WRITTEN EXERCISE => Set the data down again, exactly as it reads, but without the pictures.

SUPPLIED MATERIAL =>

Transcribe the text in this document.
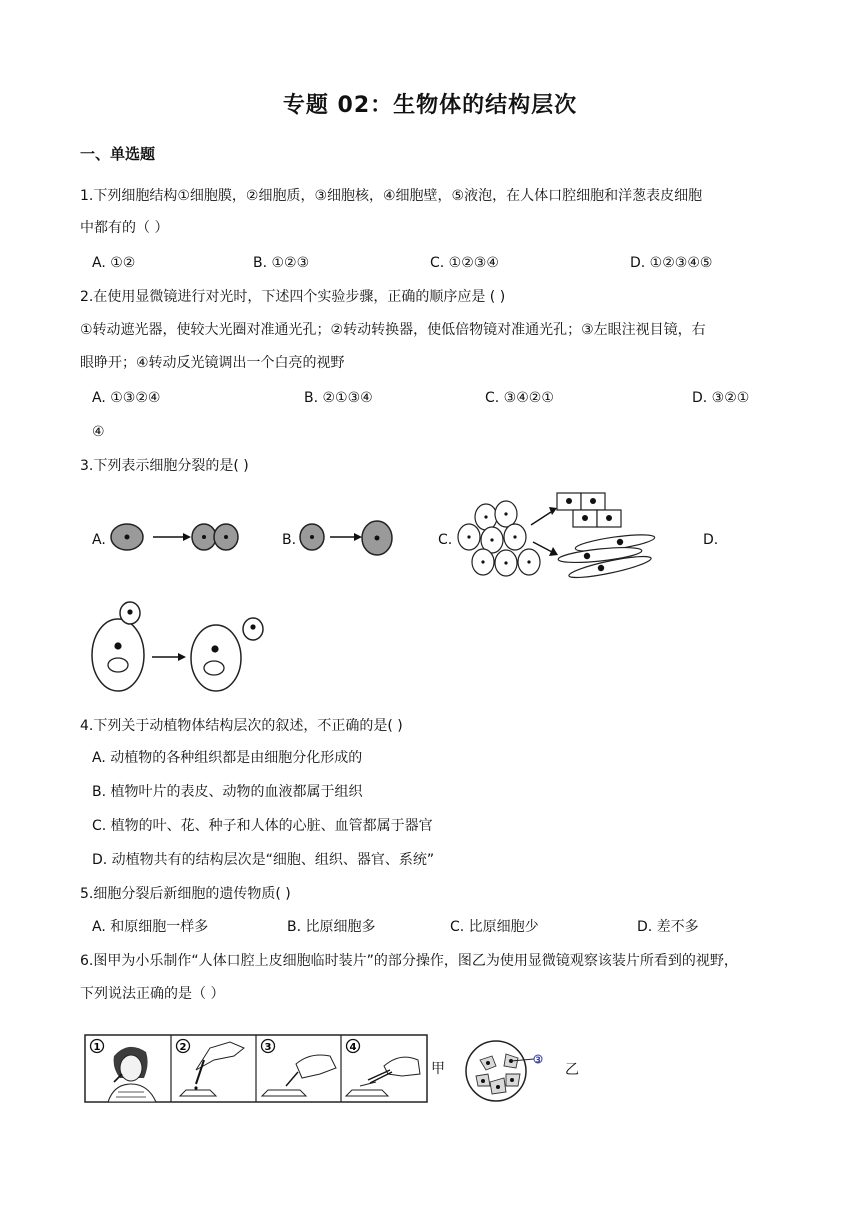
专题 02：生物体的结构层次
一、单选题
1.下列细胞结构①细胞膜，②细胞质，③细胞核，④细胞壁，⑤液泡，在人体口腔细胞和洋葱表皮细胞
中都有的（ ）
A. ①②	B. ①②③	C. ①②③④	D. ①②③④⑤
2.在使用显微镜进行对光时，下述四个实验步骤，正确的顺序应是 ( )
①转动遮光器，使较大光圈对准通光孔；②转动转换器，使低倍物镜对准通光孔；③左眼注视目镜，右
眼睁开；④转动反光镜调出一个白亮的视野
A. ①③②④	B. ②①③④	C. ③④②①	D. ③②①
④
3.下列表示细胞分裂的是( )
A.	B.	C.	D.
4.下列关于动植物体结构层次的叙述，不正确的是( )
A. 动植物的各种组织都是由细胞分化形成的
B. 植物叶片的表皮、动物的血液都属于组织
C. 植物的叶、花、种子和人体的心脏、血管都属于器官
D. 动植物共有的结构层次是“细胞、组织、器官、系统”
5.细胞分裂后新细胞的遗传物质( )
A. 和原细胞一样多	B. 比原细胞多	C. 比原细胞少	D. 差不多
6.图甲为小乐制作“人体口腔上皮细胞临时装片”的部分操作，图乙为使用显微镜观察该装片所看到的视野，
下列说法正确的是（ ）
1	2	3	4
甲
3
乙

RESPONSE TO THE TASK =>
Transcribe the text in this document.
专题 02：生物体的结构层次
一、单选题
1.下列细胞结构①细胞膜，②细胞质，③细胞核，④细胞壁，⑤液泡，在人体口腔细胞和洋葱表皮细胞
中都有的（ ）
A. ①②	B. ①②③	C. ①②③④	D. ①②③④⑤
2.在使用显微镜进行对光时，下述四个实验步骤，正确的顺序应是 ( )
①转动遮光器，使较大光圈对准通光孔；②转动转换器，使低倍物镜对准通光孔；③左眼注视目镜，右
眼睁开；④转动反光镜调出一个白亮的视野
A. ①③②④	B. ②①③④	C. ③④②①	D. ③②①
④
3.下列表示细胞分裂的是( )
A.	B.	C.	D.
4.下列关于动植物体结构层次的叙述，不正确的是( )
A. 动植物的各种组织都是由细胞分化形成的
B. 植物叶片的表皮、动物的血液都属于组织
C. 植物的叶、花、种子和人体的心脏、血管都属于器官
D. 动植物共有的结构层次是“细胞、组织、器官、系统”
5.细胞分裂后新细胞的遗传物质( )
A. 和原细胞一样多	B. 比原细胞多	C. 比原细胞少	D. 差不多
6.图甲为小乐制作“人体口腔上皮细胞临时装片”的部分操作，图乙为使用显微镜观察该装片所看到的视野，
下列说法正确的是（ ）
1	2	3	4
甲
3
乙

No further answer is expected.